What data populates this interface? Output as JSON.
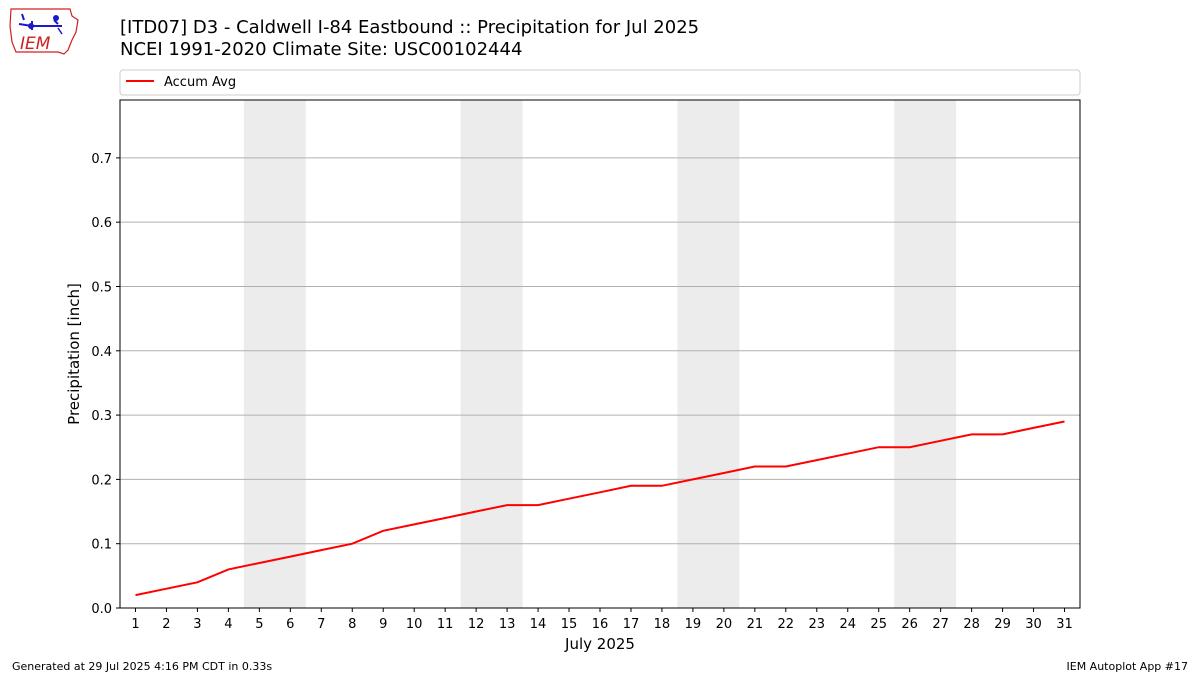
{
  "header": {
    "title_line1": "[ITD07] D3 - Caldwell I-84 Eastbound :: Precipitation for Jul 2025",
    "title_line2": "NCEI 1991-2020 Climate Site: USC00102444",
    "logo_text": "IEM"
  },
  "footer": {
    "generated": "Generated at 29 Jul 2025 4:16 PM CDT in 0.33s",
    "app": "IEM Autoplot App #17"
  },
  "colors": {
    "line": "#ff0000",
    "weekend_band": "#ececec",
    "grid": "#b0b0b0",
    "logo_text": "#d02020",
    "logo_icon": "#1a1acc"
  },
  "chart_data": {
    "type": "line",
    "xlabel": "July 2025",
    "ylabel": "Precipitation [inch]",
    "xlim": [
      0.5,
      31.5
    ],
    "ylim": [
      0,
      0.79
    ],
    "yticks": [
      0.0,
      0.1,
      0.2,
      0.3,
      0.4,
      0.5,
      0.6,
      0.7
    ],
    "ytick_labels": [
      "0.0",
      "0.1",
      "0.2",
      "0.3",
      "0.4",
      "0.5",
      "0.6",
      "0.7"
    ],
    "x": [
      1,
      2,
      3,
      4,
      5,
      6,
      7,
      8,
      9,
      10,
      11,
      12,
      13,
      14,
      15,
      16,
      17,
      18,
      19,
      20,
      21,
      22,
      23,
      24,
      25,
      26,
      27,
      28,
      29,
      30,
      31
    ],
    "xtick_labels": [
      "1",
      "2",
      "3",
      "4",
      "5",
      "6",
      "7",
      "8",
      "9",
      "10",
      "11",
      "12",
      "13",
      "14",
      "15",
      "16",
      "17",
      "18",
      "19",
      "20",
      "21",
      "22",
      "23",
      "24",
      "25",
      "26",
      "27",
      "28",
      "29",
      "30",
      "31"
    ],
    "grid": "horizontal",
    "legend_position": "top, above plot",
    "shaded_days": [
      [
        5,
        6
      ],
      [
        12,
        13
      ],
      [
        19,
        20
      ],
      [
        26,
        27
      ]
    ],
    "series": [
      {
        "name": "Accum Avg",
        "color": "#ff0000",
        "values": [
          0.02,
          0.03,
          0.04,
          0.06,
          0.07,
          0.08,
          0.09,
          0.1,
          0.12,
          0.13,
          0.14,
          0.15,
          0.16,
          0.16,
          0.17,
          0.18,
          0.19,
          0.19,
          0.2,
          0.21,
          0.22,
          0.22,
          0.23,
          0.24,
          0.25,
          0.25,
          0.26,
          0.27,
          0.27,
          0.28,
          0.29
        ]
      }
    ]
  }
}
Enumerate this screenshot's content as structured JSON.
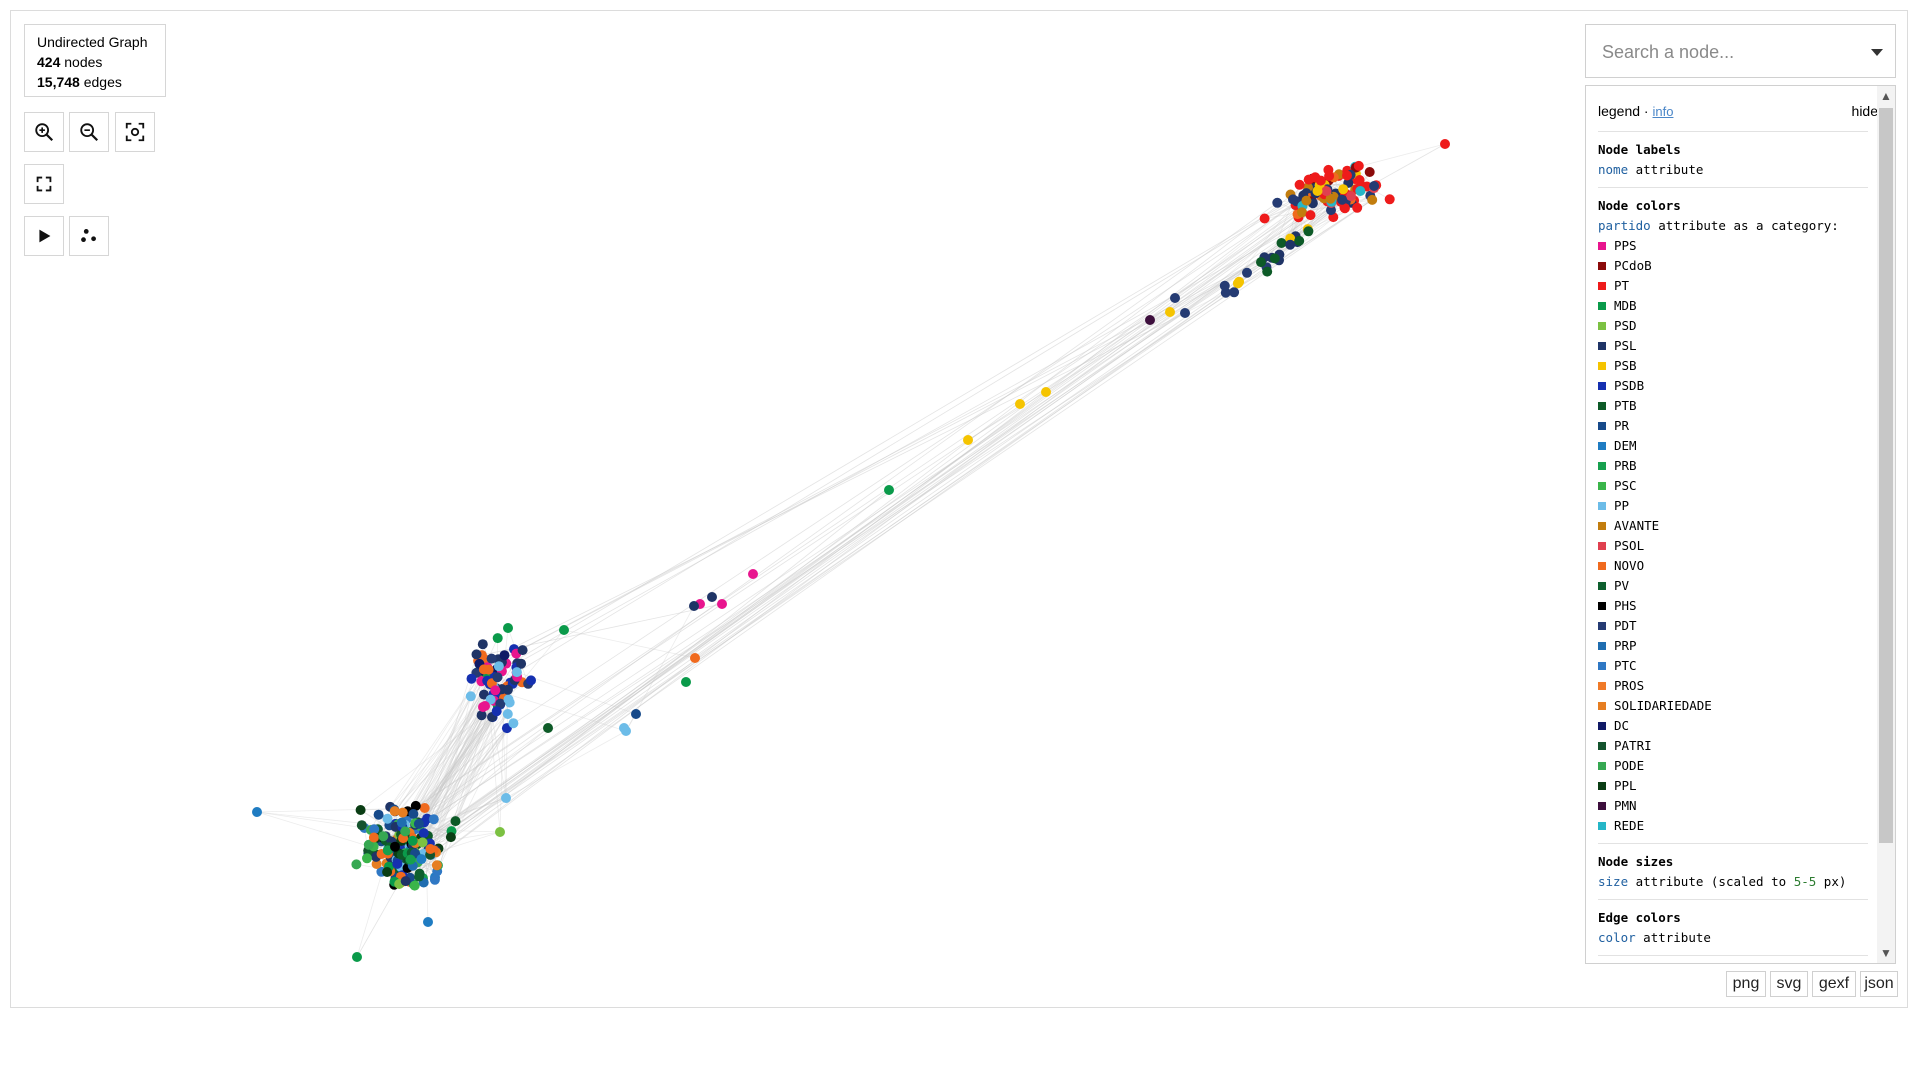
{
  "stats": {
    "graph_type": "Undirected Graph",
    "nodes_count": "424",
    "nodes_label": "nodes",
    "edges_count": "15,748",
    "edges_label": "edges"
  },
  "controls": [
    "zoom-in-icon",
    "zoom-out-icon",
    "reset-view-icon",
    "fullscreen-icon",
    "play-icon",
    "layout-icon"
  ],
  "search": {
    "placeholder": "Search a node..."
  },
  "legend": {
    "title": "legend",
    "sep": " · ",
    "info_link": "info",
    "hide_label": "hide",
    "node_labels": {
      "title": "Node labels",
      "attr": "nome",
      "text": " attribute"
    },
    "node_colors": {
      "title": "Node colors",
      "attr": "partido",
      "text": " attribute as a category:",
      "categories": [
        {
          "name": "PPS",
          "color": "#e8158e"
        },
        {
          "name": "PCdoB",
          "color": "#8b0a0a"
        },
        {
          "name": "PT",
          "color": "#ee1b1b"
        },
        {
          "name": "MDB",
          "color": "#0a9a4a"
        },
        {
          "name": "PSD",
          "color": "#7cc142"
        },
        {
          "name": "PSL",
          "color": "#1f3466"
        },
        {
          "name": "PSB",
          "color": "#f5c400"
        },
        {
          "name": "PSDB",
          "color": "#1530b0"
        },
        {
          "name": "PTB",
          "color": "#0d5a27"
        },
        {
          "name": "PR",
          "color": "#174a8a"
        },
        {
          "name": "DEM",
          "color": "#1f7cc2"
        },
        {
          "name": "PRB",
          "color": "#17a04e"
        },
        {
          "name": "PSC",
          "color": "#3ab54a"
        },
        {
          "name": "PP",
          "color": "#6cbce8"
        },
        {
          "name": "AVANTE",
          "color": "#c27d0e"
        },
        {
          "name": "PSOL",
          "color": "#e0404f"
        },
        {
          "name": "NOVO",
          "color": "#f06a1e"
        },
        {
          "name": "PV",
          "color": "#0e5f2e"
        },
        {
          "name": "PHS",
          "color": "#000000"
        },
        {
          "name": "PDT",
          "color": "#253b73"
        },
        {
          "name": "PRP",
          "color": "#1f6db0"
        },
        {
          "name": "PTC",
          "color": "#2f78c4"
        },
        {
          "name": "PROS",
          "color": "#f07a28"
        },
        {
          "name": "SOLIDARIEDADE",
          "color": "#e67e22"
        },
        {
          "name": "DC",
          "color": "#101a66"
        },
        {
          "name": "PATRI",
          "color": "#14532d"
        },
        {
          "name": "PODE",
          "color": "#36a852"
        },
        {
          "name": "PPL",
          "color": "#0a3d14"
        },
        {
          "name": "PMN",
          "color": "#3d0f3d"
        },
        {
          "name": "REDE",
          "color": "#25b6c7"
        }
      ]
    },
    "node_sizes": {
      "title": "Node sizes",
      "attr": "size",
      "text_a": " attribute (scaled to ",
      "num": "5-5",
      "text_b": " px)"
    },
    "edge_colors": {
      "title": "Edge colors",
      "attr": "color",
      "text": " attribute"
    }
  },
  "export": [
    "png",
    "svg",
    "gexf",
    "json"
  ]
}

- - - - - - -

* _Problem statement_
Among the lines of the material, find those that hold the word "Precipitation" and copy them.

* _Finished task_
    "title_line1": "[ITD07] D3 - Caldwell I-84 Eastbound :: Precipitation for Jul 2025",
    "ylabel": "Precipitation [inch]",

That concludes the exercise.